▶ **TASK DIRECTIONS**: Retype the material that follows, keeping every word as it is.

(Extracts from a graphics dataset)
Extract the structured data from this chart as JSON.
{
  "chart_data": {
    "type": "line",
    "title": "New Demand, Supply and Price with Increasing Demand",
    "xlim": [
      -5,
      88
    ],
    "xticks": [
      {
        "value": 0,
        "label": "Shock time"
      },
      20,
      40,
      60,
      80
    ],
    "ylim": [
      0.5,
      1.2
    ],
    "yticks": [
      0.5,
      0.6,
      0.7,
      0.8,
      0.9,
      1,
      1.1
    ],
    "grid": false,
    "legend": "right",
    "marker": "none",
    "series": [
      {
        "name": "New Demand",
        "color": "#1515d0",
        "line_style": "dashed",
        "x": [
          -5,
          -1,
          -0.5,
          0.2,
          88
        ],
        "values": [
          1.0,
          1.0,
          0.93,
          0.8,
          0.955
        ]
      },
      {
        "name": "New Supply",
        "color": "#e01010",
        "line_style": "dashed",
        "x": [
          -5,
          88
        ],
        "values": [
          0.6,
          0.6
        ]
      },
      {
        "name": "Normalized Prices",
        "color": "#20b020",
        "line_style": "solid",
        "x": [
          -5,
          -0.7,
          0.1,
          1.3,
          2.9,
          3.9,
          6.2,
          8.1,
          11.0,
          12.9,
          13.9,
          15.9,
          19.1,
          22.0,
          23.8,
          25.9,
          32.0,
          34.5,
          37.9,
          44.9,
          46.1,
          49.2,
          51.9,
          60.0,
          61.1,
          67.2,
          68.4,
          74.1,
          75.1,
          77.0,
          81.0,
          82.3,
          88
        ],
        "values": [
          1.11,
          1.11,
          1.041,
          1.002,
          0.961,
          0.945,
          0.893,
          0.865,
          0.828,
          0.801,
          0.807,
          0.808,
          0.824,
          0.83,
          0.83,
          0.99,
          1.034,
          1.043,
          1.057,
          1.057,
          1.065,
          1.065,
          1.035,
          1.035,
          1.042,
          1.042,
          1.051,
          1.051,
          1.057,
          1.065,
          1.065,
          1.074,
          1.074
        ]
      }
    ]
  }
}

▶ **PROBLEM SOLUTION**:
Extract the structured data from this chart as JSON.
{
  "chart_data": {
    "type": "line",
    "title": "New Demand, Supply and Price with Increasing Demand",
    "xlim": [
      -5,
      88
    ],
    "xticks": [
      {
        "value": 0,
        "label": "Shock time"
      },
      20,
      40,
      60,
      80
    ],
    "ylim": [
      0.5,
      1.2
    ],
    "yticks": [
      0.5,
      0.6,
      0.7,
      0.8,
      0.9,
      1,
      1.1
    ],
    "grid": false,
    "legend": "right",
    "marker": "none",
    "series": [
      {
        "name": "New Demand",
        "color": "#1515d0",
        "line_style": "dashed",
        "x": [
          -5,
          -1,
          -0.5,
          0.2,
          88
        ],
        "values": [
          1.0,
          1.0,
          0.93,
          0.8,
          0.955
        ]
      },
      {
        "name": "New Supply",
        "color": "#e01010",
        "line_style": "dashed",
        "x": [
          -5,
          88
        ],
        "values": [
          0.6,
          0.6
        ]
      },
      {
        "name": "Normalized Prices",
        "color": "#20b020",
        "line_style": "solid",
        "x": [
          -5,
          -0.7,
          0.1,
          1.3,
          2.9,
          3.9,
          6.2,
          8.1,
          11.0,
          12.9,
          13.9,
          15.9,
          19.1,
          22.0,
          23.8,
          25.9,
          32.0,
          34.5,
          37.9,
          44.9,
          46.1,
          49.2,
          51.9,
          60.0,
          61.1,
          67.2,
          68.4,
          74.1,
          75.1,
          77.0,
          81.0,
          82.3,
          88
        ],
        "values": [
          1.11,
          1.11,
          1.041,
          1.002,
          0.961,
          0.945,
          0.893,
          0.865,
          0.828,
          0.801,
          0.807,
          0.808,
          0.824,
          0.83,
          0.83,
          0.99,
          1.034,
          1.043,
          1.057,
          1.057,
          1.065,
          1.065,
          1.035,
          1.035,
          1.042,
          1.042,
          1.051,
          1.051,
          1.057,
          1.065,
          1.065,
          1.074,
          1.074
        ]
      }
    ]
  }
}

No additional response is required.